NTFR 2020/326 - Regards Photographiques, ofwel kunst, foto’s en peepshows

NTFR 2020/326 - Regards Photographiques, ofwel kunst, foto’s en peepshows

pdSH
prof. dr. S.J.C. HemelsProf.dr. S.J.C. Hemels is hoogleraar Belastingrecht Erasmus Universiteit Rotterdam, Visiting professor in Tax Law Lund University School of Economics and Management, tevens werkzaam bij Allen & Overy LLP, Amsterdam.
Bijgewerkt tot 31 januari 2020

Kunst in de btw en het douanerecht: het blijft mij fascineren. Ik heb hier al eerder over gepubliceerd,1 maar het Regards Photographiques-arrest van het HvJ van 5 september 20192 biedt voldoende nieuwe aanknopingspunten om het onderwerp weer eens af te stoffen en deze Opinie te wijden aan het begrip kunst in het douanerecht en de btw in relatie tot fotografie. Bovendien lijkt het arrest de vraag of peepshows kunnen worden beschouwd als toneelvoorstelling in de zin van Tabel I, post b.14 bij de Wet op de omzetbelasting 1968 (Wet OB 1968) nieuw leven in te blazen. Een discussie die de wetgever dacht in 2008 de kop in te hebben gedrukt, maar die met dit arrest mogelijk weer in alle hevigheid terugkomt.

Voor de wat minder in het onderwerp ingewijde lezer start ik deze Opinie met een kort overzicht van de fiscale faciliteiten die het douanerecht en de btw aan kunstvoorwerpen bieden. Vervolgens bespreek ik de wijze waarop het HvJ het kunstbegrip in relatie tot foto’s heeft uitgelegd voor het douanerecht en de btw. Tot slot besteed ik aandacht aan de mogelijke consequenties van het arrest Regards voor de Nederlandse behandeling van peepshows. Ik ga niet in op de verhouding met digitale fotoboeken en digitale foto’s; daarvoor verwijs ik naar het in het BTW bulletin gepubliceerde artikel van Nieuwenhuizen over dit arrest.3

Faciliteiten voor kunst in het douanerecht en de btw

Als aan bepaalde voorwaarden is voldaan, kunnen kunstvoorwerpen vrij van douanerechten in de EU worden ingevoerd, bijvoorbeeld door bepaalde musea en voor tentoonstellingen.4 Bovendien mogen EU-lidstaten een verlaagd btw-tarief toepassen op kunst die wordt ingevoerd. Indien een lidstaat gebruikmaakt van deze mogelijkheid, mag deze ook een verlaagd btw-tarief toepassen op de levering van kunstvoorwerpen door de maker of diens rechthebbende onder algemene titel en een ondernemer, anders dan een wederverkoper, die de belasting ter zake van zijn verkrijging volledig in aftrek brengt.5

Nederland heeft van deze mogelijkheden gebruikgemaakt.6 Bovendien mogen kunsthandelaren de margeregeling toepassen op kunstvoorwerpen, waardoor ze de btw slechts over hun marge (verschil tussen netto in- en verkoopprijs) en niet over de netto verkoopprijs hoeven te berekenen.7 De Wet OB 1968 bevat ook deze faciliteit.8 Deze faciliteiten maken de vraag of een bepaalde foto als kunstvoorwerp kwalificeert van financieel belang voor kunsthandelaren, veilinghuizen en andere kunst(ver)kopers.

▶ _Geëxtraheerde gegevens_
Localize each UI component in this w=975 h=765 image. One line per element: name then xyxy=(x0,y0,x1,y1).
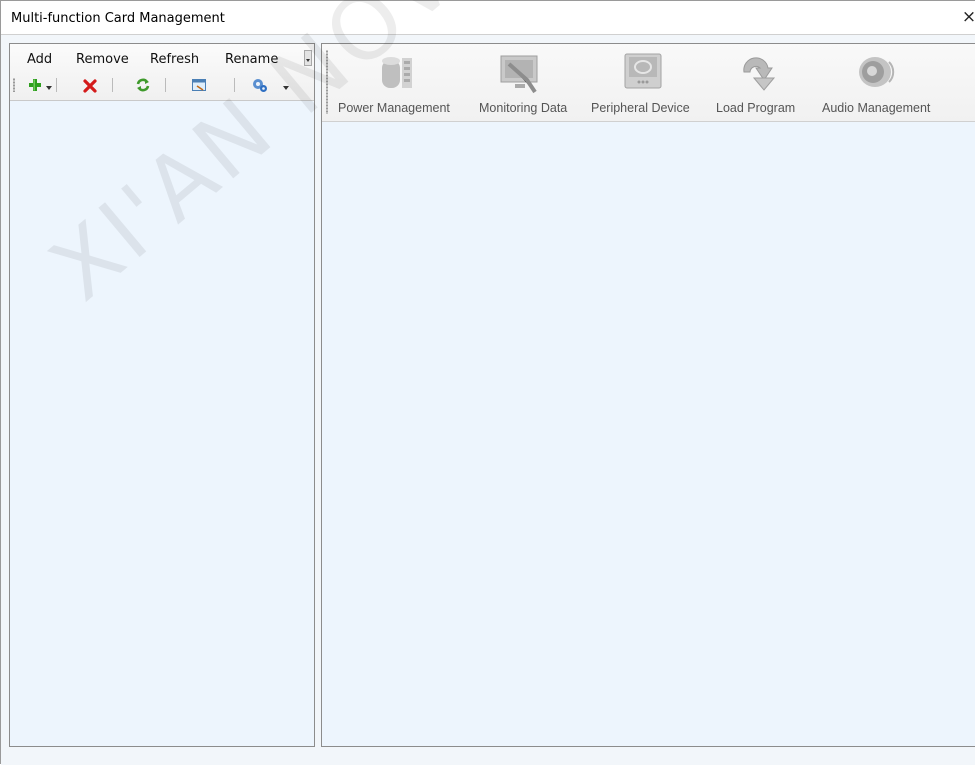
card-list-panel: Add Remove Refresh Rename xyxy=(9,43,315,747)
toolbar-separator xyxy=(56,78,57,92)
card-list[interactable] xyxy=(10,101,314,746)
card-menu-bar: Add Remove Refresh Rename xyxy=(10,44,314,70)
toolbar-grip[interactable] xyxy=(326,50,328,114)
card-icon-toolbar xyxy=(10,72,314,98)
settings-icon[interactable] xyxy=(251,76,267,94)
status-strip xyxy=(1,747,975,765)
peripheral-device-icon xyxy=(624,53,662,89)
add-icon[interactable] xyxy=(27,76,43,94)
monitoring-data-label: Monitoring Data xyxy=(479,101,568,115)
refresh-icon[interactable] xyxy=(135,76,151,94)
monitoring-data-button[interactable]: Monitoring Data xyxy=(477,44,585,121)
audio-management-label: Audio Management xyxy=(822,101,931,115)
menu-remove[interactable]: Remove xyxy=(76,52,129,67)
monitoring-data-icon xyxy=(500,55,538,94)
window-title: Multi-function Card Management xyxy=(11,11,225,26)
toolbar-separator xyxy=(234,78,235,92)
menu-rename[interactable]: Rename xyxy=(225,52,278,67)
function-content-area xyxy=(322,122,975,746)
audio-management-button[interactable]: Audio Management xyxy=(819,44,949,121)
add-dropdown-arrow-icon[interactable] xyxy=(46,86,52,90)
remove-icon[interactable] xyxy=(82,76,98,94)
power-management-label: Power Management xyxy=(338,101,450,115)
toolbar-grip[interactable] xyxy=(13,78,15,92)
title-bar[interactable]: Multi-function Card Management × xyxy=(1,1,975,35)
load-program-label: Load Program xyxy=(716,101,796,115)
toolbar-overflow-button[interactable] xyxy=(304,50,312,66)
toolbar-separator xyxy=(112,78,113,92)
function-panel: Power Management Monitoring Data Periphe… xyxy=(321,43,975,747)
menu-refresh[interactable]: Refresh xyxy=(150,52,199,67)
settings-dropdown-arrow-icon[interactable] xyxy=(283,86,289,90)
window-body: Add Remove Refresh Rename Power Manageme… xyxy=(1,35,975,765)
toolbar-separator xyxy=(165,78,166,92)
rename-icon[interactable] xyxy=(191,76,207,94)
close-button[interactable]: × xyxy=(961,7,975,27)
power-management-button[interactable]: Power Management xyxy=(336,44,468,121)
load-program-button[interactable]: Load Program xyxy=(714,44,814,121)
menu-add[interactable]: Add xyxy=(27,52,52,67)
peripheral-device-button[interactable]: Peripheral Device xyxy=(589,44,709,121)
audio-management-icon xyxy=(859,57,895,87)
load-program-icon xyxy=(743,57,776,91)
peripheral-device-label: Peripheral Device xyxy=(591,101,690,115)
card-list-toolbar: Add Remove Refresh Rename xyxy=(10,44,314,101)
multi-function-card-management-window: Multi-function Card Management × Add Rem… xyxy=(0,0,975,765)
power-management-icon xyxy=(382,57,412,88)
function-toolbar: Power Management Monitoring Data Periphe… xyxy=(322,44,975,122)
--
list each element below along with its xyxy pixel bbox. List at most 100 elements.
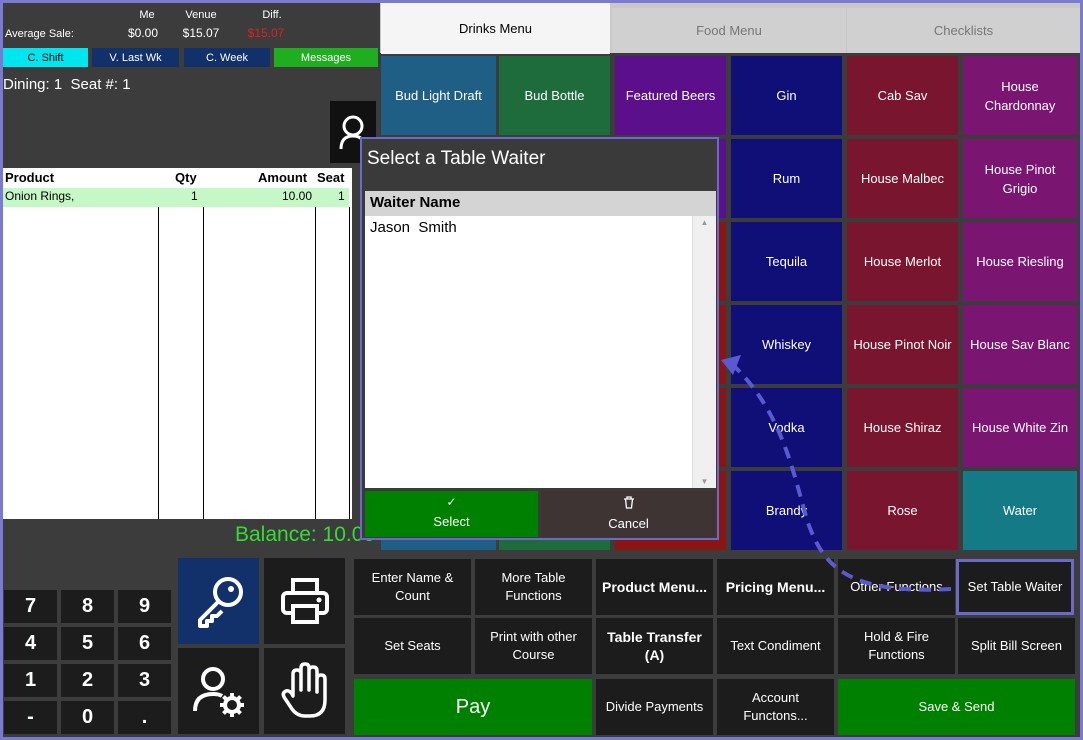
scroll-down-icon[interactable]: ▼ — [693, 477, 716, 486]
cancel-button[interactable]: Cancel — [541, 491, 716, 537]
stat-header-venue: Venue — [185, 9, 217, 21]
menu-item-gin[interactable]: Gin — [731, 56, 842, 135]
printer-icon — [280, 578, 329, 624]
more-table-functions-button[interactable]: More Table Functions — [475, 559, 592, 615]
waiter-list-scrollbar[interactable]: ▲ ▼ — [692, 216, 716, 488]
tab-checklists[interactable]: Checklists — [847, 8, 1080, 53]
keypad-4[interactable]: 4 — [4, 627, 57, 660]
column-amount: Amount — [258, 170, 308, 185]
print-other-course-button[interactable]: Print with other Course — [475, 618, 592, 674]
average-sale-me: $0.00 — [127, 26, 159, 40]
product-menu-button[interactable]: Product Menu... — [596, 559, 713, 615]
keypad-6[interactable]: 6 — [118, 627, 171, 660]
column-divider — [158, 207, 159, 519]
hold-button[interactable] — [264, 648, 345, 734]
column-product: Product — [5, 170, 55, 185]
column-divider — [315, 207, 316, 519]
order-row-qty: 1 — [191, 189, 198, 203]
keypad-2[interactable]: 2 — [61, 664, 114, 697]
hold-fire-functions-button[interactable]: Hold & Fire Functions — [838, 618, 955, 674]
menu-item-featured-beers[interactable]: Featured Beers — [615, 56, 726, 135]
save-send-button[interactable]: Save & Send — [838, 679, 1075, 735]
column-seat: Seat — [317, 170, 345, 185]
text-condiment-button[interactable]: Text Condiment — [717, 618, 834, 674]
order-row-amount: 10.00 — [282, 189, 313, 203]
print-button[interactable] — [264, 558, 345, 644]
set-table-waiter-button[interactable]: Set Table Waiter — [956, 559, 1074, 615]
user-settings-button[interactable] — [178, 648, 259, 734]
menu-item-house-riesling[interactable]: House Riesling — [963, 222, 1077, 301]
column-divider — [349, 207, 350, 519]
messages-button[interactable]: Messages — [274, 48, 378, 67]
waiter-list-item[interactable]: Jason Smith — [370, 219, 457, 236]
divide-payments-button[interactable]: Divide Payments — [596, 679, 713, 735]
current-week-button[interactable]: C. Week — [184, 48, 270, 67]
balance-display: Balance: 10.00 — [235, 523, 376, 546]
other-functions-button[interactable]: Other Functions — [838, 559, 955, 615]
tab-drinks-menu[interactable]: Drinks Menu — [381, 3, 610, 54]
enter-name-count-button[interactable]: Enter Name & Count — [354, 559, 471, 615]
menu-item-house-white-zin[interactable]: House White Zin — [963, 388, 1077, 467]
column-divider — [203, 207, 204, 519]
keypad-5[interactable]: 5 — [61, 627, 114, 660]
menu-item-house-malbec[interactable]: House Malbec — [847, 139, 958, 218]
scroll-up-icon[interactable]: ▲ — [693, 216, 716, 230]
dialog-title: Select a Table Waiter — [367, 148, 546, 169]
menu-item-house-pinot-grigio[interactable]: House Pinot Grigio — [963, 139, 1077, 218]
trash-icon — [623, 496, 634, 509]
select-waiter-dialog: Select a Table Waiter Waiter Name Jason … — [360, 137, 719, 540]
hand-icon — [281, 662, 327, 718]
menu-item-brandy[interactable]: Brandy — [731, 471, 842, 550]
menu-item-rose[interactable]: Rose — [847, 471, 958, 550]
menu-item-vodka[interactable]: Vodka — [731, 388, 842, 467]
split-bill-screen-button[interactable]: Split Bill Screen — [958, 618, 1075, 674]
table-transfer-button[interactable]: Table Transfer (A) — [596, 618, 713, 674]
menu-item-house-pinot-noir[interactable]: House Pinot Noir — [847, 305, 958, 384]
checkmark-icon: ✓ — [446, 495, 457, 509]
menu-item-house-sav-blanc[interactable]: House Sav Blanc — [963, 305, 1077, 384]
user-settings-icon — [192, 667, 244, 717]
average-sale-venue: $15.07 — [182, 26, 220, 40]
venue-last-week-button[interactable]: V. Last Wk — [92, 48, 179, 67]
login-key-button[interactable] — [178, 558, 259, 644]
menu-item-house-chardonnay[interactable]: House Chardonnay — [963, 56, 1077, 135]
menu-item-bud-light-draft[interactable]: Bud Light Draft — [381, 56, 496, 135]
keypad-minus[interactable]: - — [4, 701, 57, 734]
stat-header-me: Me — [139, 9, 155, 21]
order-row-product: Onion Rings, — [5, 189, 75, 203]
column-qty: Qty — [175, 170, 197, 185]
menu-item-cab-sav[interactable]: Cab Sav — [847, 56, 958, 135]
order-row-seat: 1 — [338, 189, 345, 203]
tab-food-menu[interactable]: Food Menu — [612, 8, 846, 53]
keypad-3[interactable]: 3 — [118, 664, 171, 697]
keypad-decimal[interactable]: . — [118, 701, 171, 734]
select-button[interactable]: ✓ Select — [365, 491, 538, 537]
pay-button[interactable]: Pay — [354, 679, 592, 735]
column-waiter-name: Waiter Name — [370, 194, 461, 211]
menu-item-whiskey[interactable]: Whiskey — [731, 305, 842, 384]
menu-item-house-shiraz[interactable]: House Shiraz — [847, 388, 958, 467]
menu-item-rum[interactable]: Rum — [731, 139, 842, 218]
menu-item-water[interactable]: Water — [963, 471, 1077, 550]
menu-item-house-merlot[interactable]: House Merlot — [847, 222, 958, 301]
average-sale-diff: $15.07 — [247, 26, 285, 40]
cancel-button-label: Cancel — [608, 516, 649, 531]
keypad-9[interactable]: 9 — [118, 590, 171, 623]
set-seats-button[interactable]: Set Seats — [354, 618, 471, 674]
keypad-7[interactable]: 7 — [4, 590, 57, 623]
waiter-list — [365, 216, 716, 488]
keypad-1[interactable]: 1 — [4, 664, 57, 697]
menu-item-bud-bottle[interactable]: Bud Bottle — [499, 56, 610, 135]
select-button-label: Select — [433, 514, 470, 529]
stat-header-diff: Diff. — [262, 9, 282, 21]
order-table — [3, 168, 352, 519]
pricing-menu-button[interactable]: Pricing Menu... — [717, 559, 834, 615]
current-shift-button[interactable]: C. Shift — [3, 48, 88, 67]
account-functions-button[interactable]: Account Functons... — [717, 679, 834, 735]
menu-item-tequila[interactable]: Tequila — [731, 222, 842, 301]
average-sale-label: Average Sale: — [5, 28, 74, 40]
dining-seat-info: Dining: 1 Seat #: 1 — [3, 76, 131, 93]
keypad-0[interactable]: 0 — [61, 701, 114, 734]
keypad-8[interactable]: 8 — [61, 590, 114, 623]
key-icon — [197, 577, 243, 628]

▶ _De opdracht_
Schrijf de tekst over kunst en foto's in het douanerecht en de btw verder, te beginnen na de laatste zin die er staat.

▶ _Antwoord_
Foto’s en de kunstdefinitie in het douanerecht

Voor douanerechten bevat hoofdstuk 97 van de Gecombineerde Nomenclatuur (GN)9 sinds 1987 een definitie van kunstvoorwerpen. Deze definitie is gebaseerd op het wereldwijd gebruikte Geharmoniseerd Systeem (GS) van de Wereld Douane Organisatie. De kunstvoorwerpen die in hoofdstuk 97 worden genoemd zijn:

  • 9701 Schilderijen, schilderingen en tekeningen, geheel met de hand vervaardigd, met uitzondering van de tekeningen bedoeld bij post 4906 en van met de hand versierde voorwerpen; collages en dergelijke decoratieve platen;

  • 9702 Originele gravures, originele etsen en originele litho’s;

  • 9703 Originele standbeelden en origineel beeldhouwwerk, ongeacht het materiaal waarvan zij vervaardigd zijn.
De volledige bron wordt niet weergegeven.